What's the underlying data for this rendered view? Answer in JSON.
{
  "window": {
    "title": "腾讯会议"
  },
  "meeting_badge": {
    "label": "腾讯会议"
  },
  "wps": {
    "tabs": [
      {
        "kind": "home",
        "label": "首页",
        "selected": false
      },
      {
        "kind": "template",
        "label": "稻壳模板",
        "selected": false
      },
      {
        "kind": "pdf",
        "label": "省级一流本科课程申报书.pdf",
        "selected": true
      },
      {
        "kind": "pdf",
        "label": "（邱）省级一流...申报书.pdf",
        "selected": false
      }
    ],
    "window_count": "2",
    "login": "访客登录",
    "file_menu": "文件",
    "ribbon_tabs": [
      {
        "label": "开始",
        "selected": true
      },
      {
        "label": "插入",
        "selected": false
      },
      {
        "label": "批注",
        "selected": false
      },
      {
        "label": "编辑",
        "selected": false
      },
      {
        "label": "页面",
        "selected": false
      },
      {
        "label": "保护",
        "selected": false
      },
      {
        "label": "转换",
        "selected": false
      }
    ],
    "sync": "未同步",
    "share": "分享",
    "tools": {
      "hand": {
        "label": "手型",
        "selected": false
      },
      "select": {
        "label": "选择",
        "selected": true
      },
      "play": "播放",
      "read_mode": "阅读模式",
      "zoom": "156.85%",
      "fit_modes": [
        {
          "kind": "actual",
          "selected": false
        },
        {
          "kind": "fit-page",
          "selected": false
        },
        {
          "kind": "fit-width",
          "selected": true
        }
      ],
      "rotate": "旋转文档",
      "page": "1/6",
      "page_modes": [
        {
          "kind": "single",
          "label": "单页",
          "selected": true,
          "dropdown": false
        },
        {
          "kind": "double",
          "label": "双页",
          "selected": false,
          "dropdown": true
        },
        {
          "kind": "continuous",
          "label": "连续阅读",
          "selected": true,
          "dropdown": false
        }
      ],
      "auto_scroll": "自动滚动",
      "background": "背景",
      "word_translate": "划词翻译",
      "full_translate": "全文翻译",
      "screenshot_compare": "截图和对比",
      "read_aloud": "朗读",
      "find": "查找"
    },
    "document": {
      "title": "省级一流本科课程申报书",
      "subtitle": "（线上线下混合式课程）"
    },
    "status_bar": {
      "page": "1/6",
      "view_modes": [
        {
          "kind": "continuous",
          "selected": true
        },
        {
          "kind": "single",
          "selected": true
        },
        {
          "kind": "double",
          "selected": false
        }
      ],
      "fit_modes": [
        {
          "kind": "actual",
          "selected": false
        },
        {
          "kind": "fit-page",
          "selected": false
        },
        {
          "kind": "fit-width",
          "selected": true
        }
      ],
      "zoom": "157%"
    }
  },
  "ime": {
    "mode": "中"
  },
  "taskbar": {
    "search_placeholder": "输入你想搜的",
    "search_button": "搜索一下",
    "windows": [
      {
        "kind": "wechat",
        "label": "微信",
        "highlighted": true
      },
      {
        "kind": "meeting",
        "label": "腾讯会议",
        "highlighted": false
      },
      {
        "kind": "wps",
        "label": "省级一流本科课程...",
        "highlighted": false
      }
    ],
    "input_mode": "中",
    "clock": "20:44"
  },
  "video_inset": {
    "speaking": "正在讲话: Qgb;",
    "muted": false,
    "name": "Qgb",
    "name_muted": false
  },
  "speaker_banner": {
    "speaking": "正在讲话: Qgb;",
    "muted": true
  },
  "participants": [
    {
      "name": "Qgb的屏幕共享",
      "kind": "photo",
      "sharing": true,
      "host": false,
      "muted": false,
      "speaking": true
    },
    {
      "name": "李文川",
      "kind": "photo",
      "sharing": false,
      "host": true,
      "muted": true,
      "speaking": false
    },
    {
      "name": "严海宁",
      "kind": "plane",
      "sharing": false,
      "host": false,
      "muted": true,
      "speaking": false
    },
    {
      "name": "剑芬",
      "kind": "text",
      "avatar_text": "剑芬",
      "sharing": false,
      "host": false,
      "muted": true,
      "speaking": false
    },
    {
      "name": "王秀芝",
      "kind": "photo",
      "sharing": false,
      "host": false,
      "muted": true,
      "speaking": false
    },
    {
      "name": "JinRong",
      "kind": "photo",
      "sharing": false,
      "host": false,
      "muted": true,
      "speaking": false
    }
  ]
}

------------------------------

▸ **Your instructions**
Return the material in full, exactly as shown.

▸ **Answer to the task**
What's the underlying data for this rendered view? Answer in JSON.
{
  "window": {
    "title": "腾讯会议"
  },
  "meeting_badge": {
    "label": "腾讯会议"
  },
  "wps": {
    "tabs": [
      {
        "kind": "home",
        "label": "首页",
        "selected": false
      },
      {
        "kind": "template",
        "label": "稻壳模板",
        "selected": false
      },
      {
        "kind": "pdf",
        "label": "省级一流本科课程申报书.pdf",
        "selected": true
      },
      {
        "kind": "pdf",
        "label": "（邱）省级一流...申报书.pdf",
        "selected": false
      }
    ],
    "window_count": "2",
    "login": "访客登录",
    "file_menu": "文件",
    "ribbon_tabs": [
      {
        "label": "开始",
        "selected": true
      },
      {
        "label": "插入",
        "selected": false
      },
      {
        "label": "批注",
        "selected": false
      },
      {
        "label": "编辑",
        "selected": false
      },
      {
        "label": "页面",
        "selected": false
      },
      {
        "label": "保护",
        "selected": false
      },
      {
        "label": "转换",
        "selected": false
      }
    ],
    "sync": "未同步",
    "share": "分享",
    "tools": {
      "hand": {
        "label": "手型",
        "selected": false
      },
      "select": {
        "label": "选择",
        "selected": true
      },
      "play": "播放",
      "read_mode": "阅读模式",
      "zoom": "156.85%",
      "fit_modes": [
        {
          "kind": "actual",
          "selected": false
        },
        {
          "kind": "fit-page",
          "selected": false
        },
        {
          "kind": "fit-width",
          "selected": true
        }
      ],
      "rotate": "旋转文档",
      "page": "1/6",
      "page_modes": [
        {
          "kind": "single",
          "label": "单页",
          "selected": true,
          "dropdown": false
        },
        {
          "kind": "double",
          "label": "双页",
          "selected": false,
          "dropdown": true
        },
        {
          "kind": "continuous",
          "label": "连续阅读",
          "selected": true,
          "dropdown": false
        }
      ],
      "auto_scroll": "自动滚动",
      "background": "背景",
      "word_translate": "划词翻译",
      "full_translate": "全文翻译",
      "screenshot_compare": "截图和对比",
      "read_aloud": "朗读",
      "find": "查找"
    },
    "document": {
      "title": "省级一流本科课程申报书",
      "subtitle": "（线上线下混合式课程）"
    },
    "status_bar": {
      "page": "1/6",
      "view_modes": [
        {
          "kind": "continuous",
          "selected": true
        },
        {
          "kind": "single",
          "selected": true
        },
        {
          "kind": "double",
          "selected": false
        }
      ],
      "fit_modes": [
        {
          "kind": "actual",
          "selected": false
        },
        {
          "kind": "fit-page",
          "selected": false
        },
        {
          "kind": "fit-width",
          "selected": true
        }
      ],
      "zoom": "157%"
    }
  },
  "ime": {
    "mode": "中"
  },
  "taskbar": {
    "search_placeholder": "输入你想搜的",
    "search_button": "搜索一下",
    "windows": [
      {
        "kind": "wechat",
        "label": "微信",
        "highlighted": true
      },
      {
        "kind": "meeting",
        "label": "腾讯会议",
        "highlighted": false
      },
      {
        "kind": "wps",
        "label": "省级一流本科课程...",
        "highlighted": false
      }
    ],
    "input_mode": "中",
    "clock": "20:44"
  },
  "video_inset": {
    "speaking": "正在讲话: Qgb;",
    "muted": false,
    "name": "Qgb",
    "name_muted": false
  },
  "speaker_banner": {
    "speaking": "正在讲话: Qgb;",
    "muted": true
  },
  "participants": [
    {
      "name": "Qgb的屏幕共享",
      "kind": "photo",
      "sharing": true,
      "host": false,
      "muted": false,
      "speaking": true
    },
    {
      "name": "李文川",
      "kind": "photo",
      "sharing": false,
      "host": true,
      "muted": true,
      "speaking": false
    },
    {
      "name": "严海宁",
      "kind": "plane",
      "sharing": false,
      "host": false,
      "muted": true,
      "speaking": false
    },
    {
      "name": "剑芬",
      "kind": "text",
      "avatar_text": "剑芬",
      "sharing": false,
      "host": false,
      "muted": true,
      "speaking": false
    },
    {
      "name": "王秀芝",
      "kind": "photo",
      "sharing": false,
      "host": false,
      "muted": true,
      "speaking": false
    },
    {
      "name": "JinRong",
      "kind": "photo",
      "sharing": false,
      "host": false,
      "muted": true,
      "speaking": false
    }
  ]
}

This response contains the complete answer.